'''

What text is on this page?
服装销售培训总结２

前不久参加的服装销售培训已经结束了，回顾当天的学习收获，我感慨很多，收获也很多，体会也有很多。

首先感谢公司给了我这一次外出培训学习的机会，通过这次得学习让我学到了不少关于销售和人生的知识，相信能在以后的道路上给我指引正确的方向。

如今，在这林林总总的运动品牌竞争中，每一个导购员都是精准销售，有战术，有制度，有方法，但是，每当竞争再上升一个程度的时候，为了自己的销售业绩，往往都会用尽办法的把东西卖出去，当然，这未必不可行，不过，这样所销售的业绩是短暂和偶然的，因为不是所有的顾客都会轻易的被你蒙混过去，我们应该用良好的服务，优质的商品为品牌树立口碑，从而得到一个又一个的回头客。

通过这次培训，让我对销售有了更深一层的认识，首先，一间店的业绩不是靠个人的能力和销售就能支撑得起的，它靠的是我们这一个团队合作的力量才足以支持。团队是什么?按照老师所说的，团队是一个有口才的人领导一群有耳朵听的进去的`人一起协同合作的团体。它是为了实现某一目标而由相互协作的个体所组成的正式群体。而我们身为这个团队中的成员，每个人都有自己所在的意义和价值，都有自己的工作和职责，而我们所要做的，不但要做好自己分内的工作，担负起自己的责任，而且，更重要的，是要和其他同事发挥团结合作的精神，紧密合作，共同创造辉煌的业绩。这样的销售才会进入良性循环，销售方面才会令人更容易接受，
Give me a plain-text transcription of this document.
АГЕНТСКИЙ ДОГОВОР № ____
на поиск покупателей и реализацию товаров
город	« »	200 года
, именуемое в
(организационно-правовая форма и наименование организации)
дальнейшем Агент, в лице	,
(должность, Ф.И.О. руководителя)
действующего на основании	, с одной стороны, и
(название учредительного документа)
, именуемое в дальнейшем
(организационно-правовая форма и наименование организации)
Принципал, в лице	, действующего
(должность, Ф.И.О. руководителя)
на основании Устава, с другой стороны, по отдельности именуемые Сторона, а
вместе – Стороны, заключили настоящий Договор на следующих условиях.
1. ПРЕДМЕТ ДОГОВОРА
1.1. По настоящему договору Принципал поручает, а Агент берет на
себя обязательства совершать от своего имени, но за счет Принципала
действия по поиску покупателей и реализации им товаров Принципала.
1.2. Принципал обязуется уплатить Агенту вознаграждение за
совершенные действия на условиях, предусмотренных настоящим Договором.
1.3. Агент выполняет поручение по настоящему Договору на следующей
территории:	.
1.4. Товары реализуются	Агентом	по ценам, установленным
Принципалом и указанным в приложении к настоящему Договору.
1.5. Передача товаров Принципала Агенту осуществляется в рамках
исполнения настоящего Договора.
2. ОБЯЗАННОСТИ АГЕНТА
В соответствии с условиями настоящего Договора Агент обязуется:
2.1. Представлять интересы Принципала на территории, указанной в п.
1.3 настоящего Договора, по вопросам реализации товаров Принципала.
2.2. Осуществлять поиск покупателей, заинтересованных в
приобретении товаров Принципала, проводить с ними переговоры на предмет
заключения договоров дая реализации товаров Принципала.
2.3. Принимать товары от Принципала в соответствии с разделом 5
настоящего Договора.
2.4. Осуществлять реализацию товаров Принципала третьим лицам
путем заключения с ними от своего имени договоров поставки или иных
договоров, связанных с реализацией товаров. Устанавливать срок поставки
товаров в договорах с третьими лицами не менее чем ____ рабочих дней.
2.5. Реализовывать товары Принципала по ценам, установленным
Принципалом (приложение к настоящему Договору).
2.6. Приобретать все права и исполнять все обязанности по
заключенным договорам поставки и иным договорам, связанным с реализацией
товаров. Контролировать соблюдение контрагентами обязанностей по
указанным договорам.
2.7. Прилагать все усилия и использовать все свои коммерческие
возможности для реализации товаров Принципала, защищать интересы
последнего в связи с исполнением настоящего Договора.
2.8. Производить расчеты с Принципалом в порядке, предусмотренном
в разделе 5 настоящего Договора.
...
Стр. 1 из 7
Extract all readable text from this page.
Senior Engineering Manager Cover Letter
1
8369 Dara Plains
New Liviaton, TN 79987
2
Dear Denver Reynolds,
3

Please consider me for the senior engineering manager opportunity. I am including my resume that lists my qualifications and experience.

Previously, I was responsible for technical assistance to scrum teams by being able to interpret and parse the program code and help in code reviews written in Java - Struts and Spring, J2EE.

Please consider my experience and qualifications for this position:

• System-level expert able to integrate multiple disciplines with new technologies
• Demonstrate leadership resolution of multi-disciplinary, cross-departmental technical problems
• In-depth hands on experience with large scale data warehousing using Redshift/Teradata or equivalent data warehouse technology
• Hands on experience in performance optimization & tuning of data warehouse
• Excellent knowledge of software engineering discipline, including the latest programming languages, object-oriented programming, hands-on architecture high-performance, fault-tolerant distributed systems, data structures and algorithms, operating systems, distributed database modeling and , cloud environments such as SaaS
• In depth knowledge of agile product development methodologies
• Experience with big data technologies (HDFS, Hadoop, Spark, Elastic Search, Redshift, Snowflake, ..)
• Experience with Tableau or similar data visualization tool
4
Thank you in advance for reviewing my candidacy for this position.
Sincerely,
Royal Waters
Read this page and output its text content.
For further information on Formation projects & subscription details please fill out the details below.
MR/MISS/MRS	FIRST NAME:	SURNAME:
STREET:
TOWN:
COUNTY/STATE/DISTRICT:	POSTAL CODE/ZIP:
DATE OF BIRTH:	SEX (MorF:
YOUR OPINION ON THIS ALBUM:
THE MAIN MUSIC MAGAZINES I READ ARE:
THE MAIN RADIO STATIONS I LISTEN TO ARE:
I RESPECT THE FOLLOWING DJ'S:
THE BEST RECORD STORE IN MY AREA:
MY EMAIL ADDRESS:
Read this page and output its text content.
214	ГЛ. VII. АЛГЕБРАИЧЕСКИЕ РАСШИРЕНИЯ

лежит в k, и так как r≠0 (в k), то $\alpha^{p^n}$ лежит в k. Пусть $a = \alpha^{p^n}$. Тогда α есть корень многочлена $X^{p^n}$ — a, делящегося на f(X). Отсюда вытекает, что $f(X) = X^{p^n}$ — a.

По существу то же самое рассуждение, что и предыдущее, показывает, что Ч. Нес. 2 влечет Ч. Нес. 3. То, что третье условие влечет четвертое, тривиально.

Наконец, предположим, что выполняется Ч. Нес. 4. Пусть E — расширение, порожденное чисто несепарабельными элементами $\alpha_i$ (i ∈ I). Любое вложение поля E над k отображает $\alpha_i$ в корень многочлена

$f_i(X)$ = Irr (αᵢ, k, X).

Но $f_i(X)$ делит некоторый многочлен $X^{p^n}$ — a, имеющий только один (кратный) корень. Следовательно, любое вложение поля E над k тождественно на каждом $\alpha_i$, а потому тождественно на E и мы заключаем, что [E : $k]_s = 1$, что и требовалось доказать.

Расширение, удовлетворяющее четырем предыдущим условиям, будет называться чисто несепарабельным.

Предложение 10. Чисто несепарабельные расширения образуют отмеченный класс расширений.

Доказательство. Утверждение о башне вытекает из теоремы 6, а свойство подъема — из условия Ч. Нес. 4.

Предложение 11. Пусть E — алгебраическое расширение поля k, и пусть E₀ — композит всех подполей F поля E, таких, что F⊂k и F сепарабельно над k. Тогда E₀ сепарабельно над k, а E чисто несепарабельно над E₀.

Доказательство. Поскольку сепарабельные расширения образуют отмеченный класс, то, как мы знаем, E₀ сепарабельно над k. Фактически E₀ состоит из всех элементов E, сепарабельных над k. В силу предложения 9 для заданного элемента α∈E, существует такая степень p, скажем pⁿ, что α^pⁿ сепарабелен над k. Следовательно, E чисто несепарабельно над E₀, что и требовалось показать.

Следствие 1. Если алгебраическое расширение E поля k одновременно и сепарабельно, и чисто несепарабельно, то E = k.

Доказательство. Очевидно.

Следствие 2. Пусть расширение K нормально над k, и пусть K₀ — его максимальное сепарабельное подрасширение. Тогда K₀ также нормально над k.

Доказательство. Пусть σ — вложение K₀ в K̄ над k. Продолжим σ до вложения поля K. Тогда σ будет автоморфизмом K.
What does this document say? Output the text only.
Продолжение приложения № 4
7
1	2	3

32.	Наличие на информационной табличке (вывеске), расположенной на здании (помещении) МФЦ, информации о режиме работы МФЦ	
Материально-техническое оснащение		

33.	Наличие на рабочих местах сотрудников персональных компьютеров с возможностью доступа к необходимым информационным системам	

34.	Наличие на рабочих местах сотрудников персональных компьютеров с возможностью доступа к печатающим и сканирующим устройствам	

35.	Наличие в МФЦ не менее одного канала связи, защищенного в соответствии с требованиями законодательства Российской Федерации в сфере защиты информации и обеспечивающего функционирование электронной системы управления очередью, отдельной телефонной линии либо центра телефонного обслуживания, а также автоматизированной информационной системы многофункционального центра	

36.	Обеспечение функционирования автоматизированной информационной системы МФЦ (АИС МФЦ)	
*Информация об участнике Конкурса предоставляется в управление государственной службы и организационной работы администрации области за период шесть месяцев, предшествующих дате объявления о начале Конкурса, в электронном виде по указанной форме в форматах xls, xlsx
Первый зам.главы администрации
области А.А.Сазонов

'''

_GIVEN PROBLEM_. Work out how many lines of the data above hold the word "договоров", and write only the count.

_RESULT OF THIS EXERCISE_. 3